Goal:
Copy out each of the following lines word for word, with no change of any kind.

* * * * * * * * *

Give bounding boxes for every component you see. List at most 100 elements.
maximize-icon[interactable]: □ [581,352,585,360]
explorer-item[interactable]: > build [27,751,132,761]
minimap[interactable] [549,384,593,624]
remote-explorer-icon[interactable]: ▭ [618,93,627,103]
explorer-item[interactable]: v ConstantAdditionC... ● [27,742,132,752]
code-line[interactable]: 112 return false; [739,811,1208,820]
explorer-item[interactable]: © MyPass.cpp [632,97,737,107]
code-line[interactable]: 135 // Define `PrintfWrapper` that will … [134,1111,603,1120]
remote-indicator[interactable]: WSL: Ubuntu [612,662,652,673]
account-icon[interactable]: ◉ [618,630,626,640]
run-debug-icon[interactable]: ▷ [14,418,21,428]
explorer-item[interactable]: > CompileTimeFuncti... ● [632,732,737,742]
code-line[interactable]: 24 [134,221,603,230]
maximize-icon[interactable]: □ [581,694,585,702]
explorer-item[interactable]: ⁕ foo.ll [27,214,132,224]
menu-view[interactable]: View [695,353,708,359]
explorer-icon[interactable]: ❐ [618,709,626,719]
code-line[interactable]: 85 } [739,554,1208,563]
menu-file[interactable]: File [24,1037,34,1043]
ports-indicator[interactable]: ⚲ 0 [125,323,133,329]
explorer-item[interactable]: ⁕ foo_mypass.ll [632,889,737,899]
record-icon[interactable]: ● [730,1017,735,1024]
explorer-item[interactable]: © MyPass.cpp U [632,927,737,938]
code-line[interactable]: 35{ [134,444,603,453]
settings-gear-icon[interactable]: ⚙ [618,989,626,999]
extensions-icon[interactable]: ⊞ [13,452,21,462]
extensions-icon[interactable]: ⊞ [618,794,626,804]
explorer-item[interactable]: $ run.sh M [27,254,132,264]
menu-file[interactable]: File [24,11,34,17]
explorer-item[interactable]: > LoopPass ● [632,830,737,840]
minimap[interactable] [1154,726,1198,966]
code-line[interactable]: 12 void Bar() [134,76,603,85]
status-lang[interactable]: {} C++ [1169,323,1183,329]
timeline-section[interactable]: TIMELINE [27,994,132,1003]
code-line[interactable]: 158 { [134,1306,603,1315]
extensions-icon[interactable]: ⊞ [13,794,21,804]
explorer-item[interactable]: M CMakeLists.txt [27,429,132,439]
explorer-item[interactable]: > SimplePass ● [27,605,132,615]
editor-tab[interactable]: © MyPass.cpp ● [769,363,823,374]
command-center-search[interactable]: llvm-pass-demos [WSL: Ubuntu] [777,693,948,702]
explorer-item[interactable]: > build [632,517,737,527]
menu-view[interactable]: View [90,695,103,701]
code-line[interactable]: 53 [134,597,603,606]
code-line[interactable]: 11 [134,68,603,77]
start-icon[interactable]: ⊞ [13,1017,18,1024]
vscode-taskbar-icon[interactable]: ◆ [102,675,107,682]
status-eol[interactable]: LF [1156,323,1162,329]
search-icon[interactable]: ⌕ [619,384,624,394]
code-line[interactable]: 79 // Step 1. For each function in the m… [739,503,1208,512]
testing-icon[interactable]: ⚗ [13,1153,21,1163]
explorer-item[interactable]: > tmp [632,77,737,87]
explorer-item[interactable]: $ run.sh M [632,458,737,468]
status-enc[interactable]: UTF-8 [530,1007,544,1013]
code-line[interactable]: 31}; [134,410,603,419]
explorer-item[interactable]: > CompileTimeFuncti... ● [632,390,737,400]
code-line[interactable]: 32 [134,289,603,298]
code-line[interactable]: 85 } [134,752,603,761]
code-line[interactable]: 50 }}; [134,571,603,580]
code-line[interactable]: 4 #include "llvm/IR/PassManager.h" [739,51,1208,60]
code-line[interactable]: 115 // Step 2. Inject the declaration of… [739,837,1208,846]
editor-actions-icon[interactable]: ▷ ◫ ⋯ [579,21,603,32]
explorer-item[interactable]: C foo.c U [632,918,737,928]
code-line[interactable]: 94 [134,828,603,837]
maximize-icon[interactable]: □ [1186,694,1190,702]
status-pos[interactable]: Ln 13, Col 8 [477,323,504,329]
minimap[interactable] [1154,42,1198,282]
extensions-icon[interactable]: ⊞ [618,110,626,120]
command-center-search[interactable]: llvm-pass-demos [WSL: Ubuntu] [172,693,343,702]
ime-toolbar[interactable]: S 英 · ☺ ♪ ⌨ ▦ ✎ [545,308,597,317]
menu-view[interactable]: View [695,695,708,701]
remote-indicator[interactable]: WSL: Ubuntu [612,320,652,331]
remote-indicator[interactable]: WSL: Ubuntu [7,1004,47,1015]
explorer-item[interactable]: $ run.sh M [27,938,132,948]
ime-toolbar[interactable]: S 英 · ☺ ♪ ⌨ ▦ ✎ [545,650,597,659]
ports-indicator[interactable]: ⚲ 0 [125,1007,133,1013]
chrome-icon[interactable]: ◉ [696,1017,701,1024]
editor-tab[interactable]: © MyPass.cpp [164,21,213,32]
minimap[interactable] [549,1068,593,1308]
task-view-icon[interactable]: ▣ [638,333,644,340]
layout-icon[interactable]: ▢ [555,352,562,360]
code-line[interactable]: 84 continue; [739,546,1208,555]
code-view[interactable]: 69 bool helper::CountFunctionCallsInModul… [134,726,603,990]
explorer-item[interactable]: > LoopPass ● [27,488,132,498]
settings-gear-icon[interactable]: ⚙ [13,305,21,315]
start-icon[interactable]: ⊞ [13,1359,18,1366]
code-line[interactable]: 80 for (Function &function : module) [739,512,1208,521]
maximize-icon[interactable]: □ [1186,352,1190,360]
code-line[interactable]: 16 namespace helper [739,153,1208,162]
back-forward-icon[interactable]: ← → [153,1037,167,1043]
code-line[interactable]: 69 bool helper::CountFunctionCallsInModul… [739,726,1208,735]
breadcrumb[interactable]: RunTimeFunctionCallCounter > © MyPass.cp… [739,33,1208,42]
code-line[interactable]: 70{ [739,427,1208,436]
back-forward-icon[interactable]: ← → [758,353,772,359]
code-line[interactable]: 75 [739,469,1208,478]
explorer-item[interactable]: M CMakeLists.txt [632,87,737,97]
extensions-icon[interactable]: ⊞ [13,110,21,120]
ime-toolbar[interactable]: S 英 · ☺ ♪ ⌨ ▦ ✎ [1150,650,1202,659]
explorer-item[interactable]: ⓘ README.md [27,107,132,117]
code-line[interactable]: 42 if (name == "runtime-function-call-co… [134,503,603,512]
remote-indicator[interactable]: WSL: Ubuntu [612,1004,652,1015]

* * * * * * * * *

Task output:
Give bounding boxes for every component you see. List at most 100 elements.
maximize-icon[interactable]: □ [581,352,585,360]
explorer-item[interactable]: > build [27,751,132,761]
minimap[interactable] [549,384,593,624]
remote-explorer-icon[interactable]: ▭ [618,93,627,103]
explorer-item[interactable]: v ConstantAdditionC... ● [27,742,132,752]
code-line[interactable]: 112 return false; [739,811,1208,820]
explorer-item[interactable]: © MyPass.cpp [632,97,737,107]
code-line[interactable]: 135 // Define `PrintfWrapper` that will … [134,1111,603,1120]
remote-indicator[interactable]: WSL: Ubuntu [612,662,652,673]
account-icon[interactable]: ◉ [618,630,626,640]
run-debug-icon[interactable]: ▷ [14,418,21,428]
explorer-item[interactable]: > CompileTimeFuncti... ● [632,732,737,742]
code-line[interactable]: 24 [134,221,603,230]
maximize-icon[interactable]: □ [581,694,585,702]
explorer-item[interactable]: ⁕ foo.ll [27,214,132,224]
menu-view[interactable]: View [695,353,708,359]
explorer-icon[interactable]: ❐ [618,709,626,719]
code-line[interactable]: 85 } [739,554,1208,563]
menu-file[interactable]: File [24,1037,34,1043]
ports-indicator[interactable]: ⚲ 0 [125,323,133,329]
explorer-item[interactable]: ⁕ foo_mypass.ll [632,889,737,899]
record-icon[interactable]: ● [730,1017,735,1024]
explorer-item[interactable]: © MyPass.cpp U [632,927,737,938]
code-line[interactable]: 35{ [134,444,603,453]
settings-gear-icon[interactable]: ⚙ [618,989,626,999]
extensions-icon[interactable]: ⊞ [13,452,21,462]
extensions-icon[interactable]: ⊞ [618,794,626,804]
explorer-item[interactable]: $ run.sh M [27,254,132,264]
menu-file[interactable]: File [24,11,34,17]
explorer-item[interactable]: > LoopPass ● [632,830,737,840]
minimap[interactable] [1154,726,1198,966]
code-line[interactable]: 12 void Bar() [134,76,603,85]
status-lang[interactable]: {} C++ [1169,323,1183,329]
timeline-section[interactable]: TIMELINE [27,994,132,1003]
code-line[interactable]: 158 { [134,1306,603,1315]
extensions-icon[interactable]: ⊞ [13,794,21,804]
explorer-item[interactable]: M CMakeLists.txt [27,429,132,439]
explorer-item[interactable]: > SimplePass ● [27,605,132,615]
editor-tab[interactable]: © MyPass.cpp ● [769,363,823,374]
command-center-search[interactable]: llvm-pass-demos [WSL: Ubuntu] [777,693,948,702]
explorer-item[interactable]: > build [632,517,737,527]
menu-view[interactable]: View [90,695,103,701]
code-line[interactable]: 53 [134,597,603,606]
code-line[interactable]: 11 [134,68,603,77]
start-icon[interactable]: ⊞ [13,1017,18,1024]
vscode-taskbar-icon[interactable]: ◆ [102,675,107,682]
status-eol[interactable]: LF [1156,323,1162,329]
search-icon[interactable]: ⌕ [619,384,624,394]
code-line[interactable]: 79 // Step 1. For each function in the m… [739,503,1208,512]
testing-icon[interactable]: ⚗ [13,1153,21,1163]
explorer-item[interactable]: > tmp [632,77,737,87]
explorer-item[interactable]: $ run.sh M [632,458,737,468]
status-enc[interactable]: UTF-8 [530,1007,544,1013]
code-line[interactable]: 31}; [134,410,603,419]
explorer-item[interactable]: > CompileTimeFuncti... ● [632,390,737,400]
code-line[interactable]: 32 [134,289,603,298]
code-line[interactable]: 85 } [134,752,603,761]
code-line[interactable]: 50 }}; [134,571,603,580]
code-line[interactable]: 4 #include "llvm/IR/PassManager.h" [739,51,1208,60]
code-line[interactable]: 115 // Step 2. Inject the declaration of… [739,837,1208,846]
editor-actions-icon[interactable]: ▷ ◫ ⋯ [579,21,603,32]
explorer-item[interactable]: C foo.c U [632,918,737,928]
code-line[interactable]: 94 [134,828,603,837]
maximize-icon[interactable]: □ [1186,694,1190,702]
status-pos[interactable]: Ln 13, Col 8 [477,323,504,329]
minimap[interactable] [1154,42,1198,282]
extensions-icon[interactable]: ⊞ [618,110,626,120]
command-center-search[interactable]: llvm-pass-demos [WSL: Ubuntu] [172,693,343,702]
ime-toolbar[interactable]: S 英 · ☺ ♪ ⌨ ▦ ✎ [545,308,597,317]
menu-view[interactable]: View [695,695,708,701]
remote-indicator[interactable]: WSL: Ubuntu [612,320,652,331]
remote-indicator[interactable]: WSL: Ubuntu [7,1004,47,1015]
explorer-item[interactable]: $ run.sh M [27,938,132,948]
ime-toolbar[interactable]: S 英 · ☺ ♪ ⌨ ▦ ✎ [545,650,597,659]
ports-indicator[interactable]: ⚲ 0 [125,1007,133,1013]
chrome-icon[interactable]: ◉ [696,1017,701,1024]
editor-tab[interactable]: © MyPass.cpp [164,21,213,32]
minimap[interactable] [549,1068,593,1308]
task-view-icon[interactable]: ▣ [638,333,644,340]
layout-icon[interactable]: ▢ [555,352,562,360]
code-line[interactable]: 84 continue; [739,546,1208,555]
code-view[interactable]: 69 bool helper::CountFunctionCallsInModul… [134,726,603,990]
explorer-item[interactable]: > LoopPass ● [27,488,132,498]
settings-gear-icon[interactable]: ⚙ [13,305,21,315]
start-icon[interactable]: ⊞ [13,1359,18,1366]
code-line[interactable]: 80 for (Function &function : module) [739,512,1208,521]
maximize-icon[interactable]: □ [1186,352,1190,360]
code-line[interactable]: 16 namespace helper [739,153,1208,162]
back-forward-icon[interactable]: ← → [153,1037,167,1043]
code-line[interactable]: 69 bool helper::CountFunctionCallsInModul… [739,726,1208,735]
breadcrumb[interactable]: RunTimeFunctionCallCounter > © MyPass.cp… [739,33,1208,42]
code-line[interactable]: 70{ [739,427,1208,436]
back-forward-icon[interactable]: ← → [758,353,772,359]
code-line[interactable]: 75 [739,469,1208,478]
explorer-item[interactable]: M CMakeLists.txt [632,87,737,97]
extensions-icon[interactable]: ⊞ [13,110,21,120]
ime-toolbar[interactable]: S 英 · ☺ ♪ ⌨ ▦ ✎ [1150,650,1202,659]
explorer-item[interactable]: ⓘ README.md [27,107,132,117]
code-line[interactable]: 42 if (name == "runtime-function-call-co… [134,503,603,512]
remote-indicator[interactable]: WSL: Ubuntu [612,1004,652,1015]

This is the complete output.